### YOUR TASK
Write out the whole listing exactly as it stands.
-- BEGIN LISTED RECORDS --
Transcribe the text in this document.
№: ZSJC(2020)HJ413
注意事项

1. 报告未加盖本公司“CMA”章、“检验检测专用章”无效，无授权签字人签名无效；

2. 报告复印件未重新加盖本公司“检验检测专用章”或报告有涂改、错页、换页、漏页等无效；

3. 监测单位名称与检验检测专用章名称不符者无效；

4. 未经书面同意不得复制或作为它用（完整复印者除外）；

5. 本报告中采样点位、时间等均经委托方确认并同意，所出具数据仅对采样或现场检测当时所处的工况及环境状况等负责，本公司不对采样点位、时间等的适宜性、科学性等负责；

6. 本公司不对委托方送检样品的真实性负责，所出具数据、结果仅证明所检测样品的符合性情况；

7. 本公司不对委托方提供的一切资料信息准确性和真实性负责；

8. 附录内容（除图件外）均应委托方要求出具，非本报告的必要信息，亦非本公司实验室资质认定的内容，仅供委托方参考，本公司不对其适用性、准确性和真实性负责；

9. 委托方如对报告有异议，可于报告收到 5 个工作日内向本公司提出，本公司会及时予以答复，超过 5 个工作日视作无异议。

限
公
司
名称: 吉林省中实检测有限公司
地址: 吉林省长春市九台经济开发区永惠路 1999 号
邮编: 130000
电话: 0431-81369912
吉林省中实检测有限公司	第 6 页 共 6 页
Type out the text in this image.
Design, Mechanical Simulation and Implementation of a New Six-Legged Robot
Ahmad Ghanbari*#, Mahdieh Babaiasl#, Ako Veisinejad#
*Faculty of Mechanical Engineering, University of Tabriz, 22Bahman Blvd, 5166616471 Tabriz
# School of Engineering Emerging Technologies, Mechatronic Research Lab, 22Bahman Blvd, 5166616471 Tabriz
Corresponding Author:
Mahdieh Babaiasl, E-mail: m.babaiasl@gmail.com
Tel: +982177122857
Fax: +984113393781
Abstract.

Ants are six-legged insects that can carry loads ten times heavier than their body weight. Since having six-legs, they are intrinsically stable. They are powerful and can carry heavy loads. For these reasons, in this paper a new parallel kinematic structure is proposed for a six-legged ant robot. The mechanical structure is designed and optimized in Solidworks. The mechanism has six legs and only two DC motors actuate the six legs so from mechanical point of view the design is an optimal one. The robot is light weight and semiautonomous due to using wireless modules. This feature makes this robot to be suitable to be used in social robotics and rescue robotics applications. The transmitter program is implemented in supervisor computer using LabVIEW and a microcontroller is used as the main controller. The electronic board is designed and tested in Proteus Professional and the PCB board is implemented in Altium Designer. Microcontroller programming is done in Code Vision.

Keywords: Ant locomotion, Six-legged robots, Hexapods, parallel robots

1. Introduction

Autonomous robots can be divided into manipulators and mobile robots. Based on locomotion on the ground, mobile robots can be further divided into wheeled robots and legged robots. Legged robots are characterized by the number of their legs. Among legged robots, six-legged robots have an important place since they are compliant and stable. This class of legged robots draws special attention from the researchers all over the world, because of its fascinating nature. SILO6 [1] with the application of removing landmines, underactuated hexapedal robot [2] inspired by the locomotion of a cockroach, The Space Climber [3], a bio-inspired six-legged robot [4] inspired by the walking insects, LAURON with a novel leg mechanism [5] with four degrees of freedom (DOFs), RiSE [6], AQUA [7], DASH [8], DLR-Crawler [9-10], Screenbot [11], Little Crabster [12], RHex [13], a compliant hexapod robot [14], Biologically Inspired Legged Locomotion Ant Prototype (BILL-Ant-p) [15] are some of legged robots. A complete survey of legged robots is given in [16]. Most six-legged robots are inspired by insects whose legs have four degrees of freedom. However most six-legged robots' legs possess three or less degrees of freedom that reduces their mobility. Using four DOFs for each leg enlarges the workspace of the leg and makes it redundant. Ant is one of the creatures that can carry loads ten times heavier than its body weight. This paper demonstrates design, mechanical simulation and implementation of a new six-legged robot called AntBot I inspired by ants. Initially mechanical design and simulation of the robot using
-- END LISTED RECORDS --
### OUTPUT OF THE TASK
Transcribe the text in this document.
№: ZSJC(2020)HJ413
注意事项

1. 报告未加盖本公司“CMA”章、“检验检测专用章”无效，无授权签字人签名无效；

2. 报告复印件未重新加盖本公司“检验检测专用章”或报告有涂改、错页、换页、漏页等无效；

3. 监测单位名称与检验检测专用章名称不符者无效；

4. 未经书面同意不得复制或作为它用（完整复印者除外）；

5. 本报告中采样点位、时间等均经委托方确认并同意，所出具数据仅对采样或现场检测当时所处的工况及环境状况等负责，本公司不对采样点位、时间等的适宜性、科学性等负责；

6. 本公司不对委托方送检样品的真实性负责，所出具数据、结果仅证明所检测样品的符合性情况；

7. 本公司不对委托方提供的一切资料信息准确性和真实性负责；

8. 附录内容（除图件外）均应委托方要求出具，非本报告的必要信息，亦非本公司实验室资质认定的内容，仅供委托方参考，本公司不对其适用性、准确性和真实性负责；

9. 委托方如对报告有异议，可于报告收到 5 个工作日内向本公司提出，本公司会及时予以答复，超过 5 个工作日视作无异议。

限
公
司
名称: 吉林省中实检测有限公司
地址: 吉林省长春市九台经济开发区永惠路 1999 号
邮编: 130000
电话: 0431-81369912
吉林省中实检测有限公司	第 6 页 共 6 页
Type out the text in this image.
Design, Mechanical Simulation and Implementation of a New Six-Legged Robot
Ahmad Ghanbari*#, Mahdieh Babaiasl#, Ako Veisinejad#
*Faculty of Mechanical Engineering, University of Tabriz, 22Bahman Blvd, 5166616471 Tabriz
# School of Engineering Emerging Technologies, Mechatronic Research Lab, 22Bahman Blvd, 5166616471 Tabriz
Corresponding Author:
Mahdieh Babaiasl, E-mail: m.babaiasl@gmail.com
Tel: +982177122857
Fax: +984113393781
Abstract.

Ants are six-legged insects that can carry loads ten times heavier than their body weight. Since having six-legs, they are intrinsically stable. They are powerful and can carry heavy loads. For these reasons, in this paper a new parallel kinematic structure is proposed for a six-legged ant robot. The mechanical structure is designed and optimized in Solidworks. The mechanism has six legs and only two DC motors actuate the six legs so from mechanical point of view the design is an optimal one. The robot is light weight and semiautonomous due to using wireless modules. This feature makes this robot to be suitable to be used in social robotics and rescue robotics applications. The transmitter program is implemented in supervisor computer using LabVIEW and a microcontroller is used as the main controller. The electronic board is designed and tested in Proteus Professional and the PCB board is implemented in Altium Designer. Microcontroller programming is done in Code Vision.

Keywords: Ant locomotion, Six-legged robots, Hexapods, parallel robots

1. Introduction

Autonomous robots can be divided into manipulators and mobile robots. Based on locomotion on the ground, mobile robots can be further divided into wheeled robots and legged robots. Legged robots are characterized by the number of their legs. Among legged robots, six-legged robots have an important place since they are compliant and stable. This class of legged robots draws special attention from the researchers all over the world, because of its fascinating nature. SILO6 [1] with the application of removing landmines, underactuated hexapedal robot [2] inspired by the locomotion of a cockroach, The Space Climber [3], a bio-inspired six-legged robot [4] inspired by the walking insects, LAURON with a novel leg mechanism [5] with four degrees of freedom (DOFs), RiSE [6], AQUA [7], DASH [8], DLR-Crawler [9-10], Screenbot [11], Little Crabster [12], RHex [13], a compliant hexapod robot [14], Biologically Inspired Legged Locomotion Ant Prototype (BILL-Ant-p) [15] are some of legged robots. A complete survey of legged robots is given in [16]. Most six-legged robots are inspired by insects whose legs have four degrees of freedom. However most six-legged robots' legs possess three or less degrees of freedom that reduces their mobility. Using four DOFs for each leg enlarges the workspace of the leg and makes it redundant. Ant is one of the creatures that can carry loads ten times heavier than its body weight. This paper demonstrates design, mechanical simulation and implementation of a new six-legged robot called AntBot I inspired by ants. Initially mechanical design and simulation of the robot using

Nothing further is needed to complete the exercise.